## Written instruction
Starting at the line that contains "Read this page and output its text content.", write out every line through the last one in the records below, word for word. Leave out any pictures.

## Data for the task
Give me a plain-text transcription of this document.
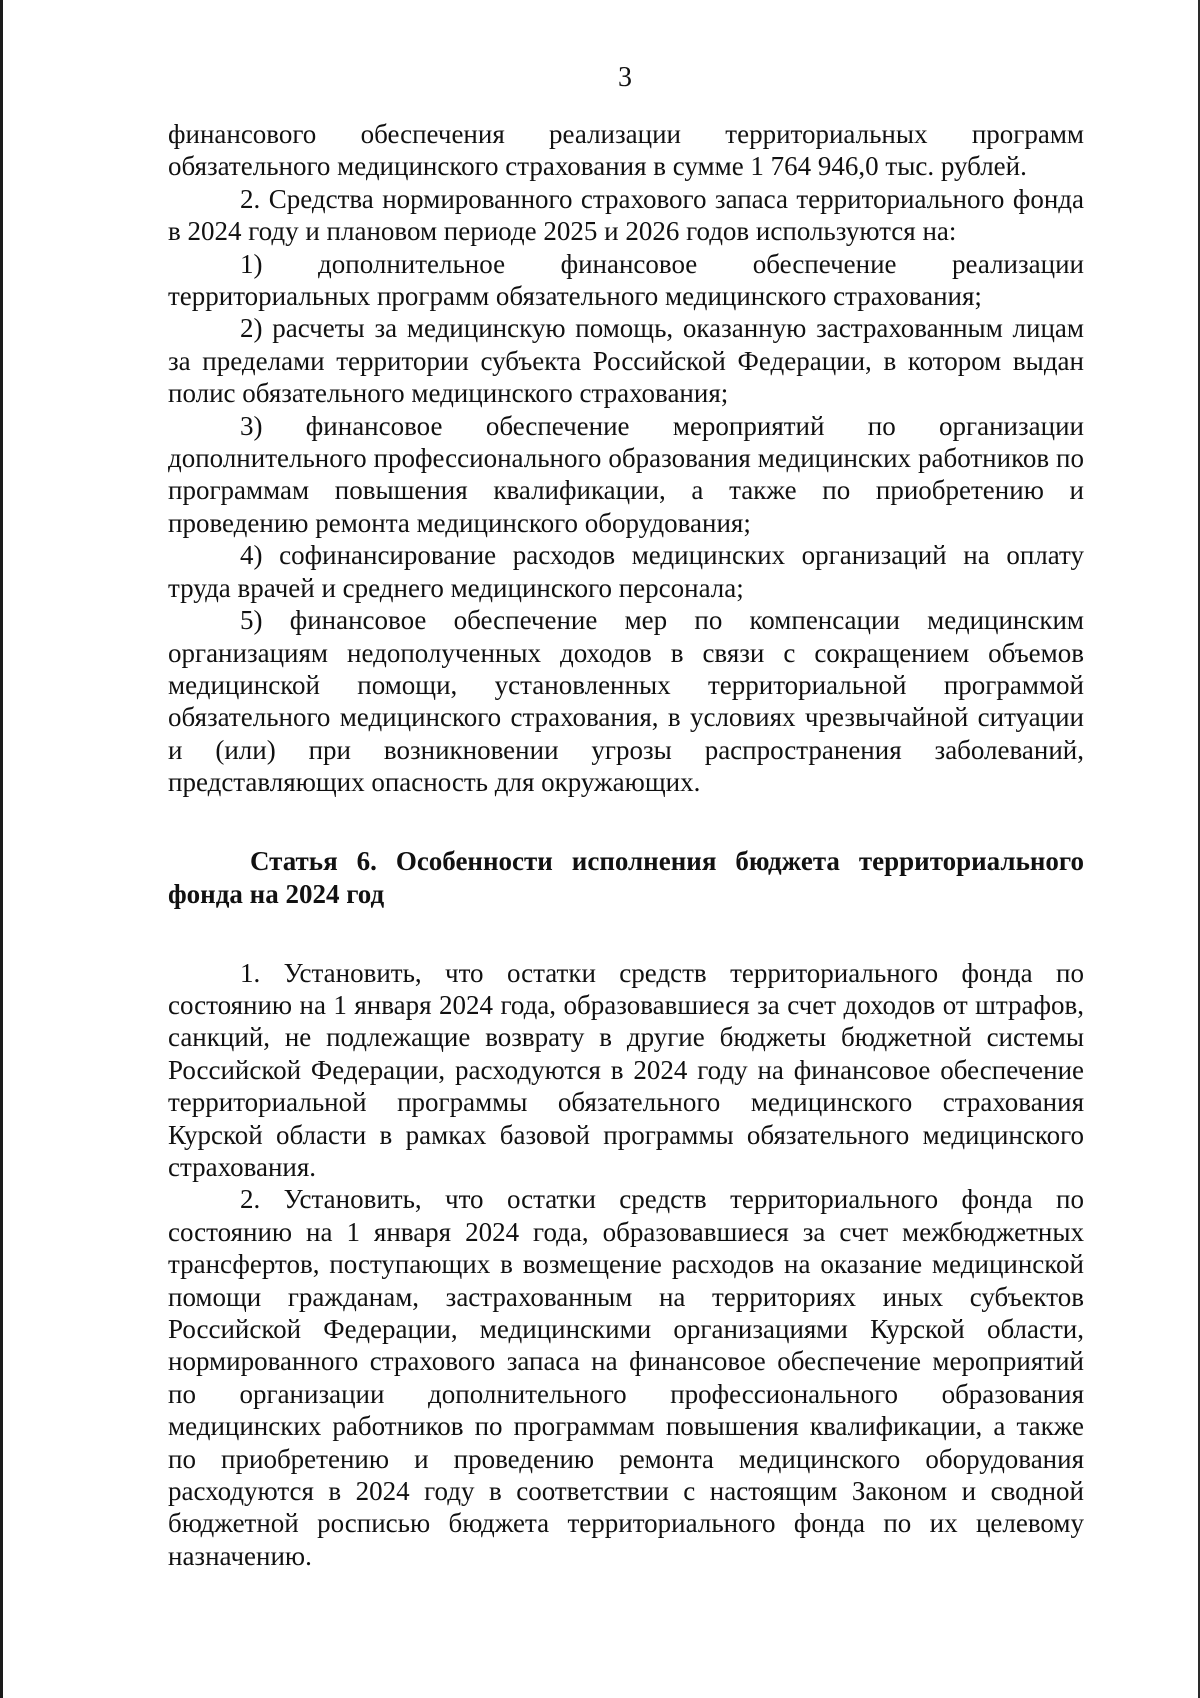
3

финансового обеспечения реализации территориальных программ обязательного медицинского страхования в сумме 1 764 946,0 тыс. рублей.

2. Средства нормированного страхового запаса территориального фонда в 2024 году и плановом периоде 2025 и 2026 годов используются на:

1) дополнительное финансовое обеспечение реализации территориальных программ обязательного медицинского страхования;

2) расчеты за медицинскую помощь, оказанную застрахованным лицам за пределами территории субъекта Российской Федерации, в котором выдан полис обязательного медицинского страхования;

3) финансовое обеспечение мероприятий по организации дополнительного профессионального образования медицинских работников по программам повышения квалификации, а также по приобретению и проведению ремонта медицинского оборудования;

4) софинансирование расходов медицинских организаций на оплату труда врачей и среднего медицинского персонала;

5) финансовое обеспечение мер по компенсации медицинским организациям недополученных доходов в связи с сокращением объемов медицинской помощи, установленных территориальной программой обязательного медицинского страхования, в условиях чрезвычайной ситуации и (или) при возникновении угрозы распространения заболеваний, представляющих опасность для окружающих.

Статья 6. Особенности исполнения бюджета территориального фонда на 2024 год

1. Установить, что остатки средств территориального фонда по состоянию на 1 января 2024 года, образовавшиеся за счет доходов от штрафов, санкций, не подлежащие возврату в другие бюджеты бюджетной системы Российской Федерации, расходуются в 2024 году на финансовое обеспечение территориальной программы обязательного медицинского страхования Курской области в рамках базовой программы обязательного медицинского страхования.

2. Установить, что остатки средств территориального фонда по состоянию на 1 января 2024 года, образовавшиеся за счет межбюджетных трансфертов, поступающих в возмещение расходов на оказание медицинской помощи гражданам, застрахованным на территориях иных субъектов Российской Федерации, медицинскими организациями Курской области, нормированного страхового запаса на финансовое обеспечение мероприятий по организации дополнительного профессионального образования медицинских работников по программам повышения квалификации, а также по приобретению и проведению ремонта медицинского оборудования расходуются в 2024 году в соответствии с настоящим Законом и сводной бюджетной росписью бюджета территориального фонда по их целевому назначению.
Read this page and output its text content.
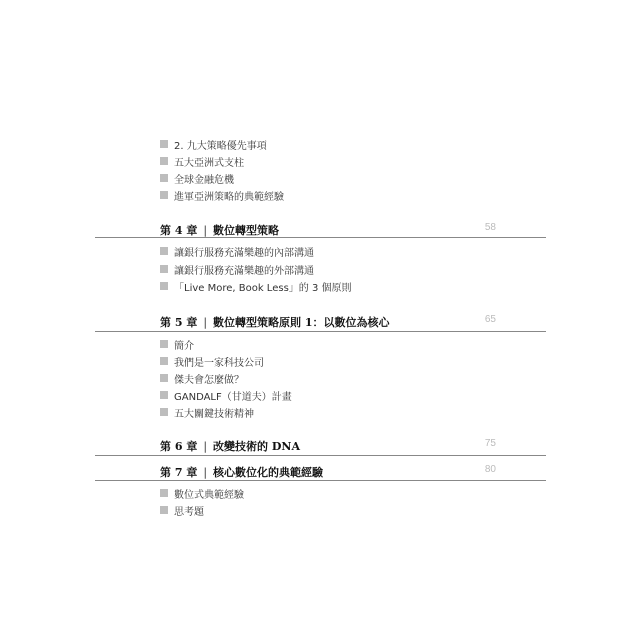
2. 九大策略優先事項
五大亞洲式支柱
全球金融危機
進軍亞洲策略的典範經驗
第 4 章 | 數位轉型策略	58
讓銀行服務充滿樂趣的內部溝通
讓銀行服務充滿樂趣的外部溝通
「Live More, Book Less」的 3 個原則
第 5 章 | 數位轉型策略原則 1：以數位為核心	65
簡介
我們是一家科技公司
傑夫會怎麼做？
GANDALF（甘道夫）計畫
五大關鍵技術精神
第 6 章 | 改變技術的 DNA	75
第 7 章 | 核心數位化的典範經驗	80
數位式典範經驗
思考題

## Task result
Read this page and output its text content.
2. 九大策略優先事項
五大亞洲式支柱
全球金融危機
進軍亞洲策略的典範經驗
第 4 章 | 數位轉型策略	58
讓銀行服務充滿樂趣的內部溝通
讓銀行服務充滿樂趣的外部溝通
「Live More, Book Less」的 3 個原則
第 5 章 | 數位轉型策略原則 1：以數位為核心	65
簡介
我們是一家科技公司
傑夫會怎麼做？
GANDALF（甘道夫）計畫
五大關鍵技術精神
第 6 章 | 改變技術的 DNA	75
第 7 章 | 核心數位化的典範經驗	80
數位式典範經驗
思考題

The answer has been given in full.